Document:
*****
Notice how the Pig Script is broken down by registering the jar, the function, the queries and all are executed when openIterator is invoked, resulting in an iterator that enables me to convert the tuples into AS3Objects ready for AMF transfer to the client.

Final step; Invoke, fuse and visualize. The Flex API for ArcGIS is a great tool. In this post's implementation, I am taking advantage of one of the enhancements in the latest Flash Player (11.4); Workers. Finally, we have "threads" in the Flash Player! Take a look at Lee Brimelow video tutorial for a great description of worker usage. The application enables the user to load a local shapefile.  I am using a worker to parse the shapefile that was loaded into the distributed cache and convert each shape into a Graphic instance for visualization. The shapefile is a bit over 3.5MB, and in the "old" days that would have spun up the "beach ball of death" on my mac while parsing this size shapefile.  Now....no beach ball and the UI is still responsive. That was goodie #3. I had to play a bit of "games" by creating separate projects to enable the creation of the worker swf and the common code.  All this should be resolved in theory with the release of the Flash Builder 4.7. The Flex application enables the user to invoke the PigService and the resulting tuples are merged into the loaded feature attribute for thematic rendering. Goodie #4, ThematicFillSymbol is a custom symbol with full 180 warp-around polygon rendering.  It accepts as parameters the min/max count value and the min/max color value and fills each polygon proportionally to the count attribute value.
*****
Raw records:
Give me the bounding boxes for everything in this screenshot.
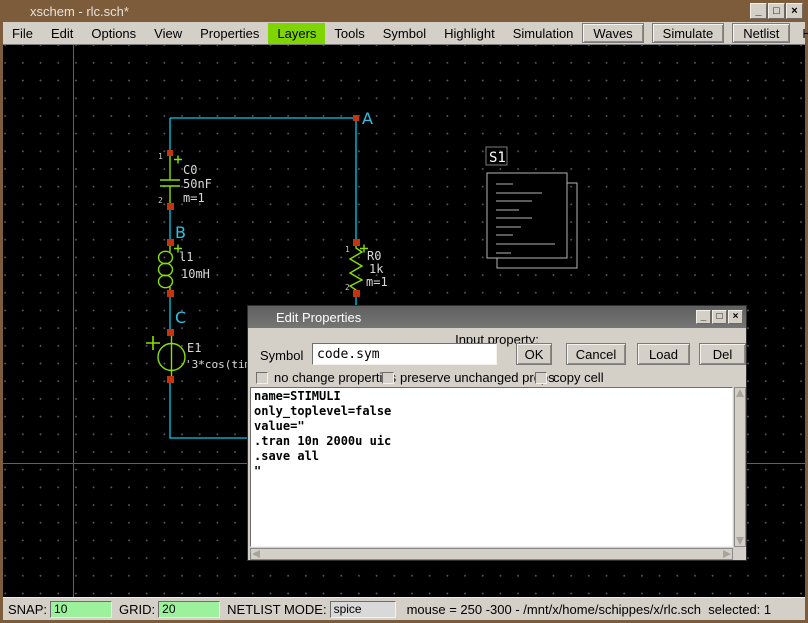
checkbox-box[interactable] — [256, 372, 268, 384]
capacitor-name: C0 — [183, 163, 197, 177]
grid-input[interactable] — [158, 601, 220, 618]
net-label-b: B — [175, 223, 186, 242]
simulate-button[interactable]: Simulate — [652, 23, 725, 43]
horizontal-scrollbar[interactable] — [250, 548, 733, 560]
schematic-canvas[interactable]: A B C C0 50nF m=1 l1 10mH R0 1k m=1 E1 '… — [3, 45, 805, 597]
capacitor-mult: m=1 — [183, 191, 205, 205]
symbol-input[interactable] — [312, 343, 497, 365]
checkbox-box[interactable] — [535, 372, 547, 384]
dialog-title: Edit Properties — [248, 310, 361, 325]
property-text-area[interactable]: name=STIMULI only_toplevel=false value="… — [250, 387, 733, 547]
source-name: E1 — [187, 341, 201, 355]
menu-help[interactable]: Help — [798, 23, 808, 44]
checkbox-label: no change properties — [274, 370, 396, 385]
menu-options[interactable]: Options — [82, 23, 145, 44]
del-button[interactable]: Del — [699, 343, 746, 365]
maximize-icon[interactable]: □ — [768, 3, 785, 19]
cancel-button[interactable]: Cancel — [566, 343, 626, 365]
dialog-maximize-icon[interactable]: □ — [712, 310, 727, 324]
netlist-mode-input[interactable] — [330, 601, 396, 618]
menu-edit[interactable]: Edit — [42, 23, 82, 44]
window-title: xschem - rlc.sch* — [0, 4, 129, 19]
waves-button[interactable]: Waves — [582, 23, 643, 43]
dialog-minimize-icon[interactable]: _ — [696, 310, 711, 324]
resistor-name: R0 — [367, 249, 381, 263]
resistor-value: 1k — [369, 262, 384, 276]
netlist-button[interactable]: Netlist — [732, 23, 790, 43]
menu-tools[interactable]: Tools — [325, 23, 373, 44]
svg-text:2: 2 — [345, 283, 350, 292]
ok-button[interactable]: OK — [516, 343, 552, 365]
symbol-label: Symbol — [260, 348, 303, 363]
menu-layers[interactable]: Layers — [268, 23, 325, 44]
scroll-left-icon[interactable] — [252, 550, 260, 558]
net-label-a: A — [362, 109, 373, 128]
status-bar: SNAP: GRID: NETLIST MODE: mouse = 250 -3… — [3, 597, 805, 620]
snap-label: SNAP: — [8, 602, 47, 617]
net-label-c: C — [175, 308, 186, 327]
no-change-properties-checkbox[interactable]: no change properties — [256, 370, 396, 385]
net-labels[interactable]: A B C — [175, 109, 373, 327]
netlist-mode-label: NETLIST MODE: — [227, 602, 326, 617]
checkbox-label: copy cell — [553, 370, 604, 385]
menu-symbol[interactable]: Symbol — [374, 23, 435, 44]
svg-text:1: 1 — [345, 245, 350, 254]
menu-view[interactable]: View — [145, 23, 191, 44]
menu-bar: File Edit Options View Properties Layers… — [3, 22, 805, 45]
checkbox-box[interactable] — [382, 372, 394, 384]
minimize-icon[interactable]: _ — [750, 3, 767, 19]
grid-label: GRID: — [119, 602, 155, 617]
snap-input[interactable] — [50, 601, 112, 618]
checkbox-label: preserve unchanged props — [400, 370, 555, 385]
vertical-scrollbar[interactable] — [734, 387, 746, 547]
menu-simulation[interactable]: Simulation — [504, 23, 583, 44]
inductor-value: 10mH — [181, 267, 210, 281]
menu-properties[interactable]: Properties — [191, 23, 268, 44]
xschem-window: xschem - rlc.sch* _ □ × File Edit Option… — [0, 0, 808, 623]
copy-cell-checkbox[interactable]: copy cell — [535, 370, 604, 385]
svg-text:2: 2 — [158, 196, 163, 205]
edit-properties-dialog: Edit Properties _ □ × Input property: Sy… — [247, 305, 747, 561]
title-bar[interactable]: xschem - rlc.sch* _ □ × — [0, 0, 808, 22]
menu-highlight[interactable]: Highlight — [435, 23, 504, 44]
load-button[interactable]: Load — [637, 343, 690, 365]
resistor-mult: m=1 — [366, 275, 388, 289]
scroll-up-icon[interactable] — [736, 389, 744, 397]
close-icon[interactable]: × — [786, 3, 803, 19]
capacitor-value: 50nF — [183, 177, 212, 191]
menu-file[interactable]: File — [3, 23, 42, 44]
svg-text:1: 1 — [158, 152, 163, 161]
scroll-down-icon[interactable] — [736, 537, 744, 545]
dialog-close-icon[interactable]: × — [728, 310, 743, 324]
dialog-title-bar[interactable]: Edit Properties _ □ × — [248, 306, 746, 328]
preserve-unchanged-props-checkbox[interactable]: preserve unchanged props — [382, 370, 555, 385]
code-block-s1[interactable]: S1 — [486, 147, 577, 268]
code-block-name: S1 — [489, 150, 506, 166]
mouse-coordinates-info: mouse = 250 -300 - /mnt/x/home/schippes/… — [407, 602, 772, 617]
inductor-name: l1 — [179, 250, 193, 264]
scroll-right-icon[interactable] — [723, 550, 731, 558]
*****
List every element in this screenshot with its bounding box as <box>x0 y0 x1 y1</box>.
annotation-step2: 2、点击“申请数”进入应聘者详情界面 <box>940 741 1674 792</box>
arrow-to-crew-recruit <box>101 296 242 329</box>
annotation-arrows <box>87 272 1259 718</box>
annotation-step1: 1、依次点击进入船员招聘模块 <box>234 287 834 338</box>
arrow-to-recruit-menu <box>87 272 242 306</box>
*****
Work to be completed: Reproduce the part of the Pig and Flex write-up from "Notice how the" up to and including "to the client.". The rows have nothing to do with this exercise.

Response:
Notice how the Pig Script is broken down by registering the jar, the function, the queries and all are executed when openIterator is invoked, resulting in an iterator that enables me to convert the tuples into AS3Objects ready for AMF transfer to the client.